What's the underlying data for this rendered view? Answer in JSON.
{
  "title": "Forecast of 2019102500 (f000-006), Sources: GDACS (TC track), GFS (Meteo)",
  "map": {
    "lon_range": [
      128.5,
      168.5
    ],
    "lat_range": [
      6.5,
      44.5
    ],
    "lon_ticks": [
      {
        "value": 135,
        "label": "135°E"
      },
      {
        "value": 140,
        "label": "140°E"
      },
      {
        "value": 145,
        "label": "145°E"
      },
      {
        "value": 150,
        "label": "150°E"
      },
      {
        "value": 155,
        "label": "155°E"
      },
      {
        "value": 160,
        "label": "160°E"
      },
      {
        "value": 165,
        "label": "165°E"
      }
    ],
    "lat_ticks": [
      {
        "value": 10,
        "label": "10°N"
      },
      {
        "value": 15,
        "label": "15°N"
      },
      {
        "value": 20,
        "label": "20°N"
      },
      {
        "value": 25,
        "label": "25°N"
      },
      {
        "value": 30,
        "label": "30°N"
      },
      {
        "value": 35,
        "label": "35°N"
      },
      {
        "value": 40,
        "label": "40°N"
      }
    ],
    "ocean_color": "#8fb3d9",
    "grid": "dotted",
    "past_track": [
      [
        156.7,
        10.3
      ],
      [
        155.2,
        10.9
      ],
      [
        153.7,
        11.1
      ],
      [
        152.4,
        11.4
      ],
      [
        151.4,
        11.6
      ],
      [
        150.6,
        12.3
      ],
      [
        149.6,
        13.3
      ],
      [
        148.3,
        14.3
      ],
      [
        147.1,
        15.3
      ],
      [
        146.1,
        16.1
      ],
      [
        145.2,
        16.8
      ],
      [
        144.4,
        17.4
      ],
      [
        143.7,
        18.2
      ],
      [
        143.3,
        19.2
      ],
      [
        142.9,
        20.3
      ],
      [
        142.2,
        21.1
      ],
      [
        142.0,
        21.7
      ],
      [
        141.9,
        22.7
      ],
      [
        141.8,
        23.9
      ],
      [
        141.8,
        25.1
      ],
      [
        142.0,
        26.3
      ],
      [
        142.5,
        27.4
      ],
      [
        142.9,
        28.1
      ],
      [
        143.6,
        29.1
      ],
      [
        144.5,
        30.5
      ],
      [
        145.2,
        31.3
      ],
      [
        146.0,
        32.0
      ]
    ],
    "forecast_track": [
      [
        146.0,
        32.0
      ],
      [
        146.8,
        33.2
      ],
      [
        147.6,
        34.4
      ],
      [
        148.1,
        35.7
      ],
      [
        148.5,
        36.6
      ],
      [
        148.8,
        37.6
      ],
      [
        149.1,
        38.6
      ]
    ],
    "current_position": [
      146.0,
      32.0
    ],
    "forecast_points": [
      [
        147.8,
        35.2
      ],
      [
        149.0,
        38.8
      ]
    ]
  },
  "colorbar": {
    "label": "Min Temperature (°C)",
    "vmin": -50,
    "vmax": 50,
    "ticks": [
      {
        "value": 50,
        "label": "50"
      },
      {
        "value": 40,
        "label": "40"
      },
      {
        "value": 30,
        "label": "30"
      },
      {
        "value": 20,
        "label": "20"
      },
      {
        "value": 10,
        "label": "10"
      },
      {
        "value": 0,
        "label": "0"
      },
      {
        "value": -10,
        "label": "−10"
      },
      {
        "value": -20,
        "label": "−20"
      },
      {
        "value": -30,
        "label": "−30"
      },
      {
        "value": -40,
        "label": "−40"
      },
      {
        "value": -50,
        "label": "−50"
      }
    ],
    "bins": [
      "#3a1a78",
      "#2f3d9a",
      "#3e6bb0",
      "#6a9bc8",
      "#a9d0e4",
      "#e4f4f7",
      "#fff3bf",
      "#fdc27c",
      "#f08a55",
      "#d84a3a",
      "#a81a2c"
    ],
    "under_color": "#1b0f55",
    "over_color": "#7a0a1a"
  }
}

# # #

Required task → Reproduce the complete set of lines precisely as supplied.

Expected answer →
What's the underlying data for this rendered view? Answer in JSON.
{
  "title": "Forecast of 2019102500 (f000-006), Sources: GDACS (TC track), GFS (Meteo)",
  "map": {
    "lon_range": [
      128.5,
      168.5
    ],
    "lat_range": [
      6.5,
      44.5
    ],
    "lon_ticks": [
      {
        "value": 135,
        "label": "135°E"
      },
      {
        "value": 140,
        "label": "140°E"
      },
      {
        "value": 145,
        "label": "145°E"
      },
      {
        "value": 150,
        "label": "150°E"
      },
      {
        "value": 155,
        "label": "155°E"
      },
      {
        "value": 160,
        "label": "160°E"
      },
      {
        "value": 165,
        "label": "165°E"
      }
    ],
    "lat_ticks": [
      {
        "value": 10,
        "label": "10°N"
      },
      {
        "value": 15,
        "label": "15°N"
      },
      {
        "value": 20,
        "label": "20°N"
      },
      {
        "value": 25,
        "label": "25°N"
      },
      {
        "value": 30,
        "label": "30°N"
      },
      {
        "value": 35,
        "label": "35°N"
      },
      {
        "value": 40,
        "label": "40°N"
      }
    ],
    "ocean_color": "#8fb3d9",
    "grid": "dotted",
    "past_track": [
      [
        156.7,
        10.3
      ],
      [
        155.2,
        10.9
      ],
      [
        153.7,
        11.1
      ],
      [
        152.4,
        11.4
      ],
      [
        151.4,
        11.6
      ],
      [
        150.6,
        12.3
      ],
      [
        149.6,
        13.3
      ],
      [
        148.3,
        14.3
      ],
      [
        147.1,
        15.3
      ],
      [
        146.1,
        16.1
      ],
      [
        145.2,
        16.8
      ],
      [
        144.4,
        17.4
      ],
      [
        143.7,
        18.2
      ],
      [
        143.3,
        19.2
      ],
      [
        142.9,
        20.3
      ],
      [
        142.2,
        21.1
      ],
      [
        142.0,
        21.7
      ],
      [
        141.9,
        22.7
      ],
      [
        141.8,
        23.9
      ],
      [
        141.8,
        25.1
      ],
      [
        142.0,
        26.3
      ],
      [
        142.5,
        27.4
      ],
      [
        142.9,
        28.1
      ],
      [
        143.6,
        29.1
      ],
      [
        144.5,
        30.5
      ],
      [
        145.2,
        31.3
      ],
      [
        146.0,
        32.0
      ]
    ],
    "forecast_track": [
      [
        146.0,
        32.0
      ],
      [
        146.8,
        33.2
      ],
      [
        147.6,
        34.4
      ],
      [
        148.1,
        35.7
      ],
      [
        148.5,
        36.6
      ],
      [
        148.8,
        37.6
      ],
      [
        149.1,
        38.6
      ]
    ],
    "current_position": [
      146.0,
      32.0
    ],
    "forecast_points": [
      [
        147.8,
        35.2
      ],
      [
        149.0,
        38.8
      ]
    ]
  },
  "colorbar": {
    "label": "Min Temperature (°C)",
    "vmin": -50,
    "vmax": 50,
    "ticks": [
      {
        "value": 50,
        "label": "50"
      },
      {
        "value": 40,
        "label": "40"
      },
      {
        "value": 30,
        "label": "30"
      },
      {
        "value": 20,
        "label": "20"
      },
      {
        "value": 10,
        "label": "10"
      },
      {
        "value": 0,
        "label": "0"
      },
      {
        "value": -10,
        "label": "−10"
      },
      {
        "value": -20,
        "label": "−20"
      },
      {
        "value": -30,
        "label": "−30"
      },
      {
        "value": -40,
        "label": "−40"
      },
      {
        "value": -50,
        "label": "−50"
      }
    ],
    "bins": [
      "#3a1a78",
      "#2f3d9a",
      "#3e6bb0",
      "#6a9bc8",
      "#a9d0e4",
      "#e4f4f7",
      "#fff3bf",
      "#fdc27c",
      "#f08a55",
      "#d84a3a",
      "#a81a2c"
    ],
    "under_color": "#1b0f55",
    "over_color": "#7a0a1a"
  }
}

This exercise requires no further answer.